> [Aim]: Reply with one number: the count of lines in the listing that contain the string "being".

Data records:
+-------+

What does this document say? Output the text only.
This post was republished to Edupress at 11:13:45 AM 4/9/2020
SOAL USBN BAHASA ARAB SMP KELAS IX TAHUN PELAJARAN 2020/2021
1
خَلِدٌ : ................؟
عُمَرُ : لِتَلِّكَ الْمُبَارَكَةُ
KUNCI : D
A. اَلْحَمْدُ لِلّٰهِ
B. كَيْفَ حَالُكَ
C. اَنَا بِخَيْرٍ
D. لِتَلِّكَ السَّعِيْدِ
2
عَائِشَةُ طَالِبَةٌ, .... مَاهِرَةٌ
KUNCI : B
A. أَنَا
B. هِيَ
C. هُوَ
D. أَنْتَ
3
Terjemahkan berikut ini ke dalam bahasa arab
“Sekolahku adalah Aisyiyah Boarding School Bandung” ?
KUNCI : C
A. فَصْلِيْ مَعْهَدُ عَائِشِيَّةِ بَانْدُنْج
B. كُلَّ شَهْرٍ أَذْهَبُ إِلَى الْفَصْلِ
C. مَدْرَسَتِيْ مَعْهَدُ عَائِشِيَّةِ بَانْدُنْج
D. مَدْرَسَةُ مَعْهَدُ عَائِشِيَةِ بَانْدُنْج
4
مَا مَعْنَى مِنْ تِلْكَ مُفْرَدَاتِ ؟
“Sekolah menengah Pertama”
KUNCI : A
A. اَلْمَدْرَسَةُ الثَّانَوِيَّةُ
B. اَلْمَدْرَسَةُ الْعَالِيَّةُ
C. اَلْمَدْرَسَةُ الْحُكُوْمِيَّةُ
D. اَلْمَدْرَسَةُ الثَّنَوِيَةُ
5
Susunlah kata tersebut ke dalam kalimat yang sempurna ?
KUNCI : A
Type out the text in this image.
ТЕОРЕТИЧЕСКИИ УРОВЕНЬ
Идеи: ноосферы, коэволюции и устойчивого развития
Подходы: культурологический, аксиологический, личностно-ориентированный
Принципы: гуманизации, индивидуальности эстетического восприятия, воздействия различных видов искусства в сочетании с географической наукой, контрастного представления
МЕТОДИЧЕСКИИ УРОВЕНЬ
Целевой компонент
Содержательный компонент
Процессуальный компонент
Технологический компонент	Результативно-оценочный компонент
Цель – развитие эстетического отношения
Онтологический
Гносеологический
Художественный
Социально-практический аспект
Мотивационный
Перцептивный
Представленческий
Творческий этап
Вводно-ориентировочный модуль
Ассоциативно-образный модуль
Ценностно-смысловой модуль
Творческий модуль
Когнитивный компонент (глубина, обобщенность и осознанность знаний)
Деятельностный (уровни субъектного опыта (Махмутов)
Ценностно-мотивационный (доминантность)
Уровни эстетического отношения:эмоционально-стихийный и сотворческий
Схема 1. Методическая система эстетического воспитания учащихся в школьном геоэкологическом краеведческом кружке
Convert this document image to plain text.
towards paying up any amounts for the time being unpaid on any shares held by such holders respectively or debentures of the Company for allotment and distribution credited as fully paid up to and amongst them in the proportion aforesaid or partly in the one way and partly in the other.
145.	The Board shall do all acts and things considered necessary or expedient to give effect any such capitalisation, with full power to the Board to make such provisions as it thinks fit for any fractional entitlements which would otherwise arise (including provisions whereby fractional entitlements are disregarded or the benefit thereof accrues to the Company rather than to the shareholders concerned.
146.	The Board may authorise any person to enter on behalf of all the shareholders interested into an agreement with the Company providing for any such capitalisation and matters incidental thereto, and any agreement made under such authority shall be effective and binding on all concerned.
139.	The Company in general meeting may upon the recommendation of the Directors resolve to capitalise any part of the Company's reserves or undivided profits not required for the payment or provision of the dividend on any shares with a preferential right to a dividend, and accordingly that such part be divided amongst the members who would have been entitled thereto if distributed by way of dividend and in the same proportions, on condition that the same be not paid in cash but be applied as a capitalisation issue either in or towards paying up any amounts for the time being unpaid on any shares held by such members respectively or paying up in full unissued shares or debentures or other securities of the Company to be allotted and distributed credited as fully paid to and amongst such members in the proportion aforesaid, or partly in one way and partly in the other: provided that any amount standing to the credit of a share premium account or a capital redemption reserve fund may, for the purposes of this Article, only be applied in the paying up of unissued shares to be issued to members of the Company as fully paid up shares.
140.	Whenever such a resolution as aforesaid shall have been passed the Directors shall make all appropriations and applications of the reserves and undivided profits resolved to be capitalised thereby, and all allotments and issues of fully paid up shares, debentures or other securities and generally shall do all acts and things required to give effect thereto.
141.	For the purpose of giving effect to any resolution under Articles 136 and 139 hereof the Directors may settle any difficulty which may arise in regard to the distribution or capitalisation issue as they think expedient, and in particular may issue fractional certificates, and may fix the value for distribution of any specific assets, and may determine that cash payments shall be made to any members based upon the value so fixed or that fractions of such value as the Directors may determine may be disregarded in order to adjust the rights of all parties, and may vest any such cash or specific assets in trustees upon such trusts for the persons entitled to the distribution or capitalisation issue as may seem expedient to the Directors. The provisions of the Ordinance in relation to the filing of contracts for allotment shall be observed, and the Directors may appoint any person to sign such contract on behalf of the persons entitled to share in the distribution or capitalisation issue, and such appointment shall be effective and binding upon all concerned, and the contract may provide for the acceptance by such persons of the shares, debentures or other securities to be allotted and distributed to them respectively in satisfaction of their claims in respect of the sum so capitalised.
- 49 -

+-------+

> [Complete output]: 2